What the task asks: Retype everything in the listing, leaving each line exactly as it is.

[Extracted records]
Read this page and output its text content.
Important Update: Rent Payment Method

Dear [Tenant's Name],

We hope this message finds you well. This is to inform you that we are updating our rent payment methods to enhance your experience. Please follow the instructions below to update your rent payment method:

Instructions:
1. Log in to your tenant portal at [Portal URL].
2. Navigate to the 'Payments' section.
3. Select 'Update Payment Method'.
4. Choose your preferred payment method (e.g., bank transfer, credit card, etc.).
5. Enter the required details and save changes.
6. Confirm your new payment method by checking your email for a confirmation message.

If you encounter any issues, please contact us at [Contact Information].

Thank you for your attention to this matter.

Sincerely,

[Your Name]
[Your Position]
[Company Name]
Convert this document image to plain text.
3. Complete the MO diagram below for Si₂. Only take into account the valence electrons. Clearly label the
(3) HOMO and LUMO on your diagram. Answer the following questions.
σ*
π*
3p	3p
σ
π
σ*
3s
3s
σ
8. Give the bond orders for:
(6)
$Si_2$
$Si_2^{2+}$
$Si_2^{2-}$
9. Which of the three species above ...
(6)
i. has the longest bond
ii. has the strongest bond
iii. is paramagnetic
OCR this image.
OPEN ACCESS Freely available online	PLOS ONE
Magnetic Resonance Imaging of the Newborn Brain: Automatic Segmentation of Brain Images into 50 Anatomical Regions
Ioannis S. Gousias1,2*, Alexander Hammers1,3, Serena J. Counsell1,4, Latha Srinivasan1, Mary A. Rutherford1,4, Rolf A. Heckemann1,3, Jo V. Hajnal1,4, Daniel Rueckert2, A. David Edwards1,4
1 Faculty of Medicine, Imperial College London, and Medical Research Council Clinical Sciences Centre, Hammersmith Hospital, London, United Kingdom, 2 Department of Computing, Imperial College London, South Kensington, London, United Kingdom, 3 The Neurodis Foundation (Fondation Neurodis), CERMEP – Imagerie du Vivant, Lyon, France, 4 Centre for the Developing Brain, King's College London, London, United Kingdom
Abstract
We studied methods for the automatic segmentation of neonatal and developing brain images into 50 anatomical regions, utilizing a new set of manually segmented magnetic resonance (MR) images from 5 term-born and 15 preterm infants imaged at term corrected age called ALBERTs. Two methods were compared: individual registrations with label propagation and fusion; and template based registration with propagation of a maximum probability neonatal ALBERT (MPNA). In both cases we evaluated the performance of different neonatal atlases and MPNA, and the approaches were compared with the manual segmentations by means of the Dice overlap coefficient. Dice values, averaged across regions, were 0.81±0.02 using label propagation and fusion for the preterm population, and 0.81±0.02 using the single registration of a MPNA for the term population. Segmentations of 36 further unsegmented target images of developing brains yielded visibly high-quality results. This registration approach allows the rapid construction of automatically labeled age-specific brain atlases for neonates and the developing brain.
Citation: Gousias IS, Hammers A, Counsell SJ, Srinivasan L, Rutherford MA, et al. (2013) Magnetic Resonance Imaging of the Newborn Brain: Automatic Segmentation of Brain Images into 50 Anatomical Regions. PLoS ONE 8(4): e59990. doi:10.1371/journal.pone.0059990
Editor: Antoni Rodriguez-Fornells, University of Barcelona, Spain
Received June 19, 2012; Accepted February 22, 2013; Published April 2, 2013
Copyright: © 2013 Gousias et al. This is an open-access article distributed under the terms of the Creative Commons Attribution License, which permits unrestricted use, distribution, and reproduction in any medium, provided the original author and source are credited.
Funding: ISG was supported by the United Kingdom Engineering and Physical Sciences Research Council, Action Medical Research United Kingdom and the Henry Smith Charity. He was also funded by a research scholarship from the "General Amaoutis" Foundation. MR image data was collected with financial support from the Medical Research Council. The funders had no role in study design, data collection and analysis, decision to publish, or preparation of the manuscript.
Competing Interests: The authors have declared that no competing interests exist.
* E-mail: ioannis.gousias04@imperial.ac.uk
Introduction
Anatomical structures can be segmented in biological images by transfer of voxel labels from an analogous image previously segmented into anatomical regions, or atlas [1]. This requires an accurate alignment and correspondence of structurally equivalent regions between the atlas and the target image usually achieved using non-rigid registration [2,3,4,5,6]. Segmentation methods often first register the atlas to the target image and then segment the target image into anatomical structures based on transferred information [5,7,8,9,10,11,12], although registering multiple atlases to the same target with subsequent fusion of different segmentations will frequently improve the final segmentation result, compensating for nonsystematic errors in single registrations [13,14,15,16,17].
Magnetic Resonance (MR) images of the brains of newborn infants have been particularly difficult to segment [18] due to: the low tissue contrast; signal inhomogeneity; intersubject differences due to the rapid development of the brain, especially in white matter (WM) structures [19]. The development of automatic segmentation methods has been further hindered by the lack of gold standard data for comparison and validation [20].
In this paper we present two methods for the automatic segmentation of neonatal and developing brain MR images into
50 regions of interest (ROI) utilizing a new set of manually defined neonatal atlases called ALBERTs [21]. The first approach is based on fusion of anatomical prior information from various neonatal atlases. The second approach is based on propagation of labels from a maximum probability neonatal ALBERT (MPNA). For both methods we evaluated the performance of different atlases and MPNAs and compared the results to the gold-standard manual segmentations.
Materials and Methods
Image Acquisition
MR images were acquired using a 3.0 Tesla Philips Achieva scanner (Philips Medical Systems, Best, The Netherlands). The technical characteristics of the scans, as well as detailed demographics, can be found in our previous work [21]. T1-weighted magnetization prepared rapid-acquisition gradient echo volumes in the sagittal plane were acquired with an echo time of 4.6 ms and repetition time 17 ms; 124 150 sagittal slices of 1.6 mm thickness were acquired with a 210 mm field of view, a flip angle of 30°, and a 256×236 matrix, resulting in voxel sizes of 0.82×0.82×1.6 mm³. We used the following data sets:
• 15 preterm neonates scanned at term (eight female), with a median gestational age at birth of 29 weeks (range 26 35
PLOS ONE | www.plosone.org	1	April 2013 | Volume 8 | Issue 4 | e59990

Exercise solution:
Read this page and output its text content.
Important Update: Rent Payment Method

Dear [Tenant's Name],

We hope this message finds you well. This is to inform you that we are updating our rent payment methods to enhance your experience. Please follow the instructions below to update your rent payment method:

Instructions:
1. Log in to your tenant portal at [Portal URL].
2. Navigate to the 'Payments' section.
3. Select 'Update Payment Method'.
4. Choose your preferred payment method (e.g., bank transfer, credit card, etc.).
5. Enter the required details and save changes.
6. Confirm your new payment method by checking your email for a confirmation message.

If you encounter any issues, please contact us at [Contact Information].

Thank you for your attention to this matter.

Sincerely,

[Your Name]
[Your Position]
[Company Name]
Convert this document image to plain text.
3. Complete the MO diagram below for Si₂. Only take into account the valence electrons. Clearly label the
(3) HOMO and LUMO on your diagram. Answer the following questions.
σ*
π*
3p	3p
σ
π
σ*
3s
3s
σ
8. Give the bond orders for:
(6)
$Si_2$
$Si_2^{2+}$
$Si_2^{2-}$
9. Which of the three species above ...
(6)
i. has the longest bond
ii. has the strongest bond
iii. is paramagnetic
OCR this image.
OPEN ACCESS Freely available online	PLOS ONE
Magnetic Resonance Imaging of the Newborn Brain: Automatic Segmentation of Brain Images into 50 Anatomical Regions
Ioannis S. Gousias1,2*, Alexander Hammers1,3, Serena J. Counsell1,4, Latha Srinivasan1, Mary A. Rutherford1,4, Rolf A. Heckemann1,3, Jo V. Hajnal1,4, Daniel Rueckert2, A. David Edwards1,4
1 Faculty of Medicine, Imperial College London, and Medical Research Council Clinical Sciences Centre, Hammersmith Hospital, London, United Kingdom, 2 Department of Computing, Imperial College London, South Kensington, London, United Kingdom, 3 The Neurodis Foundation (Fondation Neurodis), CERMEP – Imagerie du Vivant, Lyon, France, 4 Centre for the Developing Brain, King's College London, London, United Kingdom
Abstract
We studied methods for the automatic segmentation of neonatal and developing brain images into 50 anatomical regions, utilizing a new set of manually segmented magnetic resonance (MR) images from 5 term-born and 15 preterm infants imaged at term corrected age called ALBERTs. Two methods were compared: individual registrations with label propagation and fusion; and template based registration with propagation of a maximum probability neonatal ALBERT (MPNA). In both cases we evaluated the performance of different neonatal atlases and MPNA, and the approaches were compared with the manual segmentations by means of the Dice overlap coefficient. Dice values, averaged across regions, were 0.81±0.02 using label propagation and fusion for the preterm population, and 0.81±0.02 using the single registration of a MPNA for the term population. Segmentations of 36 further unsegmented target images of developing brains yielded visibly high-quality results. This registration approach allows the rapid construction of automatically labeled age-specific brain atlases for neonates and the developing brain.
Citation: Gousias IS, Hammers A, Counsell SJ, Srinivasan L, Rutherford MA, et al. (2013) Magnetic Resonance Imaging of the Newborn Brain: Automatic Segmentation of Brain Images into 50 Anatomical Regions. PLoS ONE 8(4): e59990. doi:10.1371/journal.pone.0059990
Editor: Antoni Rodriguez-Fornells, University of Barcelona, Spain
Received June 19, 2012; Accepted February 22, 2013; Published April 2, 2013
Copyright: © 2013 Gousias et al. This is an open-access article distributed under the terms of the Creative Commons Attribution License, which permits unrestricted use, distribution, and reproduction in any medium, provided the original author and source are credited.
Funding: ISG was supported by the United Kingdom Engineering and Physical Sciences Research Council, Action Medical Research United Kingdom and the Henry Smith Charity. He was also funded by a research scholarship from the "General Amaoutis" Foundation. MR image data was collected with financial support from the Medical Research Council. The funders had no role in study design, data collection and analysis, decision to publish, or preparation of the manuscript.
Competing Interests: The authors have declared that no competing interests exist.
* E-mail: ioannis.gousias04@imperial.ac.uk
Introduction
Anatomical structures can be segmented in biological images by transfer of voxel labels from an analogous image previously segmented into anatomical regions, or atlas [1]. This requires an accurate alignment and correspondence of structurally equivalent regions between the atlas and the target image usually achieved using non-rigid registration [2,3,4,5,6]. Segmentation methods often first register the atlas to the target image and then segment the target image into anatomical structures based on transferred information [5,7,8,9,10,11,12], although registering multiple atlases to the same target with subsequent fusion of different segmentations will frequently improve the final segmentation result, compensating for nonsystematic errors in single registrations [13,14,15,16,17].
Magnetic Resonance (MR) images of the brains of newborn infants have been particularly difficult to segment [18] due to: the low tissue contrast; signal inhomogeneity; intersubject differences due to the rapid development of the brain, especially in white matter (WM) structures [19]. The development of automatic segmentation methods has been further hindered by the lack of gold standard data for comparison and validation [20].
In this paper we present two methods for the automatic segmentation of neonatal and developing brain MR images into
50 regions of interest (ROI) utilizing a new set of manually defined neonatal atlases called ALBERTs [21]. The first approach is based on fusion of anatomical prior information from various neonatal atlases. The second approach is based on propagation of labels from a maximum probability neonatal ALBERT (MPNA). For both methods we evaluated the performance of different atlases and MPNAs and compared the results to the gold-standard manual segmentations.
Materials and Methods
Image Acquisition
MR images were acquired using a 3.0 Tesla Philips Achieva scanner (Philips Medical Systems, Best, The Netherlands). The technical characteristics of the scans, as well as detailed demographics, can be found in our previous work [21]. T1-weighted magnetization prepared rapid-acquisition gradient echo volumes in the sagittal plane were acquired with an echo time of 4.6 ms and repetition time 17 ms; 124 150 sagittal slices of 1.6 mm thickness were acquired with a 210 mm field of view, a flip angle of 30°, and a 256×236 matrix, resulting in voxel sizes of 0.82×0.82×1.6 mm³. We used the following data sets:
• 15 preterm neonates scanned at term (eight female), with a median gestational age at birth of 29 weeks (range 26 35
PLOS ONE | www.plosone.org	1	April 2013 | Volume 8 | Issue 4 | e59990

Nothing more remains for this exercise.